*** Records shown ***

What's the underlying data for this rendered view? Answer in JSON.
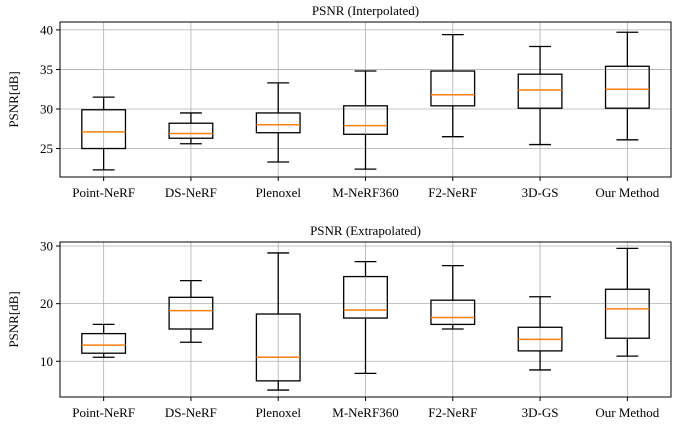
{
  "style": {
    "box_color": "#000000",
    "median_color": "#ff7f0e",
    "grid_color": "#b0b0b0",
    "background": "#ffffff"
  },
  "chart_data": [
    {
      "type": "box",
      "title": "PSNR (Interpolated)",
      "xlabel": "",
      "ylabel": "PSNR[dB]",
      "ylim": [
        21.4,
        41
      ],
      "yticks": [
        25,
        30,
        35,
        40
      ],
      "grid": true,
      "categories": [
        "Point-NeRF",
        "DS-NeRF",
        "Plenoxel",
        "M-NeRF360",
        "F2-NeRF",
        "3D-GS",
        "Our Method"
      ],
      "boxes": [
        {
          "whisker_low": 22.3,
          "q1": 25.0,
          "median": 27.1,
          "q3": 29.9,
          "whisker_high": 31.5
        },
        {
          "whisker_low": 25.6,
          "q1": 26.3,
          "median": 26.9,
          "q3": 28.2,
          "whisker_high": 29.5
        },
        {
          "whisker_low": 23.3,
          "q1": 27.0,
          "median": 28.0,
          "q3": 29.5,
          "whisker_high": 33.3
        },
        {
          "whisker_low": 22.4,
          "q1": 26.8,
          "median": 27.9,
          "q3": 30.4,
          "whisker_high": 34.8
        },
        {
          "whisker_low": 26.5,
          "q1": 30.4,
          "median": 31.8,
          "q3": 34.8,
          "whisker_high": 39.4
        },
        {
          "whisker_low": 25.5,
          "q1": 30.1,
          "median": 32.4,
          "q3": 34.4,
          "whisker_high": 37.9
        },
        {
          "whisker_low": 26.1,
          "q1": 30.1,
          "median": 32.5,
          "q3": 35.4,
          "whisker_high": 39.7
        }
      ]
    },
    {
      "type": "box",
      "title": "PSNR (Extrapolated)",
      "xlabel": "",
      "ylabel": "PSNR[dB]",
      "ylim": [
        3.8,
        30.7
      ],
      "yticks": [
        10,
        20,
        30
      ],
      "grid": true,
      "categories": [
        "Point-NeRF",
        "DS-NeRF",
        "Plenoxel",
        "M-NeRF360",
        "F2-NeRF",
        "3D-GS",
        "Our Method"
      ],
      "boxes": [
        {
          "whisker_low": 10.7,
          "q1": 11.4,
          "median": 12.8,
          "q3": 14.8,
          "whisker_high": 16.4
        },
        {
          "whisker_low": 13.3,
          "q1": 15.6,
          "median": 18.8,
          "q3": 21.1,
          "whisker_high": 24.0
        },
        {
          "whisker_low": 5.0,
          "q1": 6.6,
          "median": 10.7,
          "q3": 18.2,
          "whisker_high": 28.8
        },
        {
          "whisker_low": 7.9,
          "q1": 17.5,
          "median": 18.9,
          "q3": 24.7,
          "whisker_high": 27.3
        },
        {
          "whisker_low": 15.6,
          "q1": 16.4,
          "median": 17.6,
          "q3": 20.6,
          "whisker_high": 26.6
        },
        {
          "whisker_low": 8.5,
          "q1": 11.8,
          "median": 13.8,
          "q3": 15.9,
          "whisker_high": 21.2
        },
        {
          "whisker_low": 10.9,
          "q1": 14.0,
          "median": 19.1,
          "q3": 22.5,
          "whisker_high": 29.6
        }
      ]
    }
  ]
}
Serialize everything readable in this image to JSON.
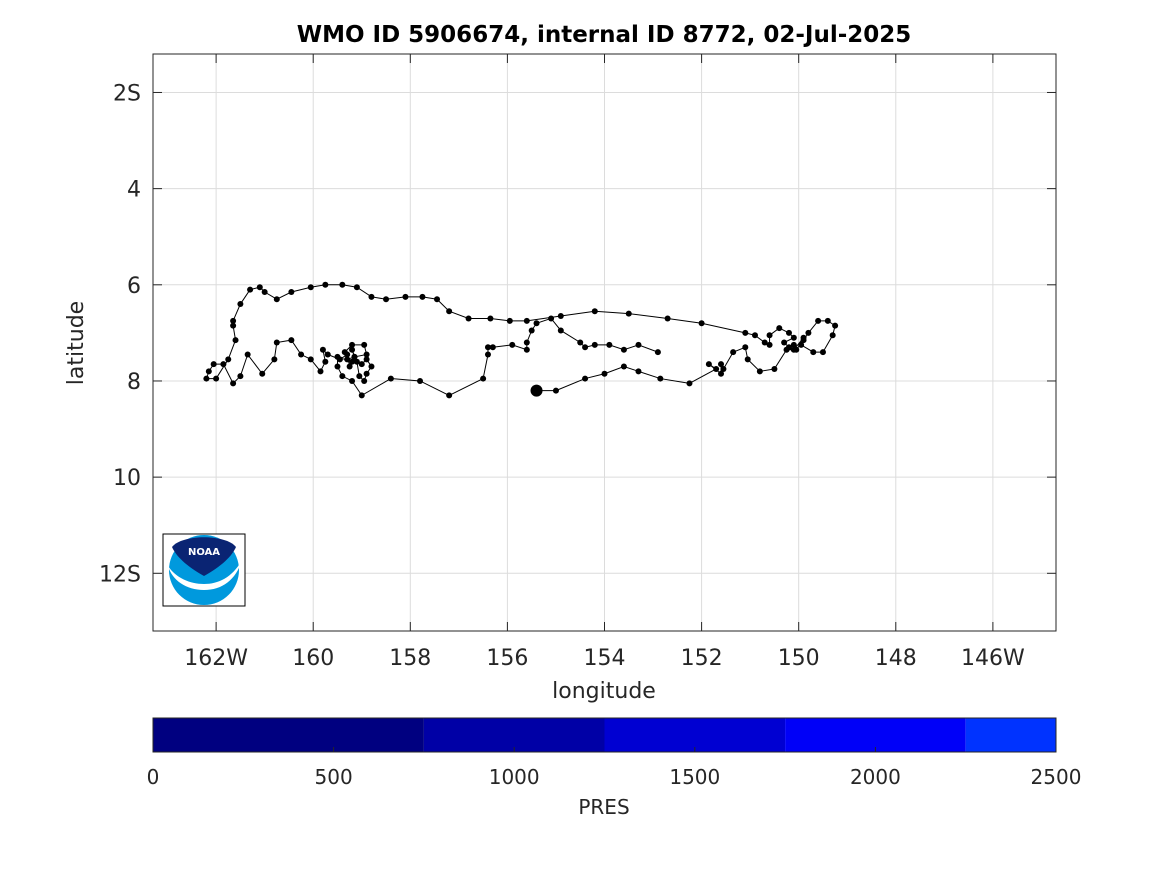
{
  "chart_data": {
    "type": "line",
    "title": "WMO ID 5906674, internal ID 8772, 02-Jul-2025",
    "xlabel": "longitude",
    "ylabel": "latitude",
    "xlim": [
      -163.3,
      -144.7
    ],
    "ylim": [
      -13.2,
      -1.2
    ],
    "y_reversed": true,
    "grid": true,
    "x_ticks": [
      {
        "value": -162,
        "label": "162W"
      },
      {
        "value": -160,
        "label": "160"
      },
      {
        "value": -158,
        "label": "158"
      },
      {
        "value": -156,
        "label": "156"
      },
      {
        "value": -154,
        "label": "154"
      },
      {
        "value": -152,
        "label": "152"
      },
      {
        "value": -150,
        "label": "150"
      },
      {
        "value": -148,
        "label": "148"
      },
      {
        "value": -146,
        "label": "146W"
      }
    ],
    "y_ticks": [
      {
        "value": -2,
        "label": "2S"
      },
      {
        "value": -4,
        "label": "4"
      },
      {
        "value": -6,
        "label": "6"
      },
      {
        "value": -8,
        "label": "8"
      },
      {
        "value": -10,
        "label": "10"
      },
      {
        "value": -12,
        "label": "12S"
      }
    ],
    "series": [
      {
        "marker_color": "#000000",
        "line_color": "#000000",
        "points": [
          [
            -152.9,
            -7.4
          ],
          [
            -153.3,
            -7.25
          ],
          [
            -153.6,
            -7.35
          ],
          [
            -153.9,
            -7.25
          ],
          [
            -154.2,
            -7.25
          ],
          [
            -154.4,
            -7.3
          ],
          [
            -154.5,
            -7.2
          ],
          [
            -154.9,
            -6.95
          ],
          [
            -155.1,
            -6.7
          ],
          [
            -155.4,
            -6.8
          ],
          [
            -155.5,
            -6.95
          ],
          [
            -155.6,
            -7.2
          ],
          [
            -155.6,
            -7.35
          ],
          [
            -155.9,
            -7.25
          ],
          [
            -156.3,
            -7.3
          ],
          [
            -156.4,
            -7.3
          ],
          [
            -156.4,
            -7.45
          ],
          [
            -156.5,
            -7.95
          ],
          [
            -157.2,
            -8.3
          ],
          [
            -157.8,
            -8.0
          ],
          [
            -158.4,
            -7.95
          ],
          [
            -159.0,
            -8.3
          ],
          [
            -159.2,
            -8.0
          ],
          [
            -159.4,
            -7.9
          ],
          [
            -159.5,
            -7.7
          ],
          [
            -159.5,
            -7.5
          ],
          [
            -159.2,
            -7.6
          ],
          [
            -159.0,
            -7.65
          ],
          [
            -158.9,
            -7.55
          ],
          [
            -158.8,
            -7.7
          ],
          [
            -158.9,
            -7.85
          ],
          [
            -158.95,
            -8.0
          ],
          [
            -159.05,
            -7.9
          ],
          [
            -159.1,
            -7.6
          ],
          [
            -159.2,
            -7.35
          ],
          [
            -159.15,
            -7.5
          ],
          [
            -159.3,
            -7.55
          ],
          [
            -159.35,
            -7.4
          ],
          [
            -159.2,
            -7.25
          ],
          [
            -158.95,
            -7.25
          ],
          [
            -158.9,
            -7.45
          ],
          [
            -159.15,
            -7.5
          ],
          [
            -159.25,
            -7.7
          ],
          [
            -159.3,
            -7.45
          ],
          [
            -159.45,
            -7.55
          ],
          [
            -159.7,
            -7.45
          ],
          [
            -159.8,
            -7.35
          ],
          [
            -159.75,
            -7.6
          ],
          [
            -159.85,
            -7.8
          ],
          [
            -160.05,
            -7.55
          ],
          [
            -160.25,
            -7.45
          ],
          [
            -160.45,
            -7.15
          ],
          [
            -160.75,
            -7.2
          ],
          [
            -160.8,
            -7.55
          ],
          [
            -161.05,
            -7.85
          ],
          [
            -161.35,
            -7.45
          ],
          [
            -161.5,
            -7.9
          ],
          [
            -161.65,
            -8.05
          ],
          [
            -161.85,
            -7.65
          ],
          [
            -162.05,
            -7.65
          ],
          [
            -162.15,
            -7.8
          ],
          [
            -162.2,
            -7.95
          ],
          [
            -162.0,
            -7.95
          ],
          [
            -161.75,
            -7.55
          ],
          [
            -161.6,
            -7.15
          ],
          [
            -161.65,
            -6.85
          ],
          [
            -161.65,
            -6.75
          ],
          [
            -161.5,
            -6.4
          ],
          [
            -161.3,
            -6.1
          ],
          [
            -161.1,
            -6.05
          ],
          [
            -161.0,
            -6.15
          ],
          [
            -160.75,
            -6.3
          ],
          [
            -160.45,
            -6.15
          ],
          [
            -160.05,
            -6.05
          ],
          [
            -159.75,
            -6.0
          ],
          [
            -159.4,
            -6.0
          ],
          [
            -159.1,
            -6.05
          ],
          [
            -158.8,
            -6.25
          ],
          [
            -158.5,
            -6.3
          ],
          [
            -158.1,
            -6.25
          ],
          [
            -157.75,
            -6.25
          ],
          [
            -157.45,
            -6.3
          ],
          [
            -157.2,
            -6.55
          ],
          [
            -156.8,
            -6.7
          ],
          [
            -156.35,
            -6.7
          ],
          [
            -155.95,
            -6.75
          ],
          [
            -155.6,
            -6.75
          ],
          [
            -154.9,
            -6.65
          ],
          [
            -154.2,
            -6.55
          ],
          [
            -153.5,
            -6.6
          ],
          [
            -152.7,
            -6.7
          ],
          [
            -152.0,
            -6.8
          ],
          [
            -151.1,
            -7.0
          ],
          [
            -150.9,
            -7.05
          ],
          [
            -150.7,
            -7.2
          ],
          [
            -150.6,
            -7.25
          ],
          [
            -150.6,
            -7.05
          ],
          [
            -150.4,
            -6.9
          ],
          [
            -150.2,
            -7.0
          ],
          [
            -150.1,
            -7.1
          ],
          [
            -150.3,
            -7.2
          ],
          [
            -150.2,
            -7.3
          ],
          [
            -150.1,
            -7.25
          ],
          [
            -150.05,
            -7.35
          ],
          [
            -149.9,
            -7.15
          ],
          [
            -149.8,
            -7.0
          ],
          [
            -149.6,
            -6.75
          ],
          [
            -149.4,
            -6.75
          ],
          [
            -149.25,
            -6.85
          ],
          [
            -149.3,
            -7.05
          ],
          [
            -149.5,
            -7.4
          ],
          [
            -149.7,
            -7.4
          ],
          [
            -149.95,
            -7.25
          ],
          [
            -149.9,
            -7.1
          ],
          [
            -150.1,
            -7.35
          ],
          [
            -150.25,
            -7.35
          ],
          [
            -150.5,
            -7.75
          ],
          [
            -150.8,
            -7.8
          ],
          [
            -151.05,
            -7.55
          ],
          [
            -151.1,
            -7.3
          ],
          [
            -151.35,
            -7.4
          ],
          [
            -151.55,
            -7.75
          ],
          [
            -151.6,
            -7.65
          ],
          [
            -151.6,
            -7.85
          ],
          [
            -151.85,
            -7.65
          ],
          [
            -151.7,
            -7.75
          ],
          [
            -152.25,
            -8.05
          ],
          [
            -152.85,
            -7.95
          ],
          [
            -153.3,
            -7.8
          ],
          [
            -153.6,
            -7.7
          ],
          [
            -154.0,
            -7.85
          ],
          [
            -154.4,
            -7.95
          ],
          [
            -155.0,
            -8.2
          ],
          [
            -155.4,
            -8.2
          ]
        ],
        "start_marker": [
          -152.9,
          -7.4
        ],
        "end_marker": [
          -155.4,
          -8.2
        ]
      }
    ],
    "colorbar": {
      "label": "PRES",
      "range": [
        0,
        2500
      ],
      "ticks": [
        {
          "value": 0,
          "label": "0"
        },
        {
          "value": 500,
          "label": "500"
        },
        {
          "value": 1000,
          "label": "1000"
        },
        {
          "value": 1500,
          "label": "1500"
        },
        {
          "value": 2000,
          "label": "2000"
        },
        {
          "value": 2500,
          "label": "2500"
        }
      ],
      "segments": [
        {
          "from": 0,
          "to": 750,
          "color": "#000080"
        },
        {
          "from": 750,
          "to": 1250,
          "color": "#0000A6"
        },
        {
          "from": 1250,
          "to": 1750,
          "color": "#0000D2"
        },
        {
          "from": 1750,
          "to": 2250,
          "color": "#0000F8"
        },
        {
          "from": 2250,
          "to": 2500,
          "color": "#0033FF"
        }
      ]
    }
  },
  "logo": {
    "name": "noaa-logo",
    "text": "NOAA",
    "colors": {
      "navy": "#0A2473",
      "sky": "#0099DD",
      "white": "#FFFFFF"
    }
  }
}
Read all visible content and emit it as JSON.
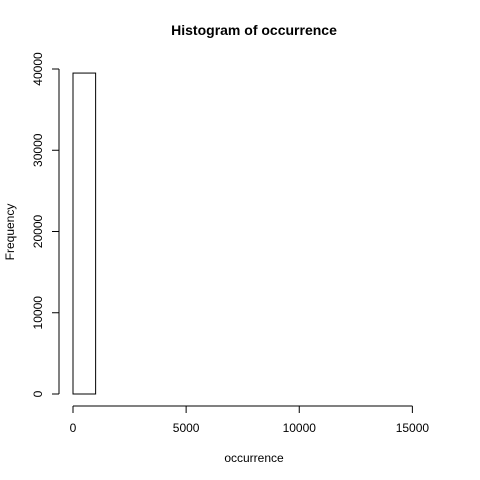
{
  "chart_data": {
    "type": "bar",
    "title": "Histogram of occurrence",
    "xlabel": "occurrence",
    "ylabel": "Frequency",
    "bin_width": 1000,
    "bins": [
      {
        "from": 0,
        "to": 1000,
        "count": 39500
      },
      {
        "from": 1000,
        "to": 2000,
        "count": 0
      },
      {
        "from": 2000,
        "to": 3000,
        "count": 0
      },
      {
        "from": 3000,
        "to": 4000,
        "count": 0
      },
      {
        "from": 4000,
        "to": 5000,
        "count": 0
      },
      {
        "from": 5000,
        "to": 6000,
        "count": 0
      },
      {
        "from": 6000,
        "to": 7000,
        "count": 0
      },
      {
        "from": 7000,
        "to": 8000,
        "count": 0
      },
      {
        "from": 8000,
        "to": 9000,
        "count": 0
      },
      {
        "from": 9000,
        "to": 10000,
        "count": 0
      },
      {
        "from": 10000,
        "to": 11000,
        "count": 0
      },
      {
        "from": 11000,
        "to": 12000,
        "count": 0
      },
      {
        "from": 12000,
        "to": 13000,
        "count": 0
      },
      {
        "from": 13000,
        "to": 14000,
        "count": 0
      },
      {
        "from": 14000,
        "to": 15000,
        "count": 0
      },
      {
        "from": 15000,
        "to": 16000,
        "count": 0
      }
    ],
    "x_ticks": [
      0,
      5000,
      10000,
      15000
    ],
    "x_tick_labels": [
      "0",
      "5000",
      "10000",
      "15000"
    ],
    "y_ticks": [
      0,
      10000,
      20000,
      30000,
      40000
    ],
    "y_tick_labels": [
      "0",
      "10000",
      "20000",
      "30000",
      "40000"
    ],
    "xlim": [
      0,
      16000
    ],
    "ylim": [
      0,
      40000
    ],
    "grid": false,
    "legend": "none"
  }
}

***

__Your objective__
Some lines of the data may hold the word "PSNR". Say how many do, with nothing else.

__Task result__
4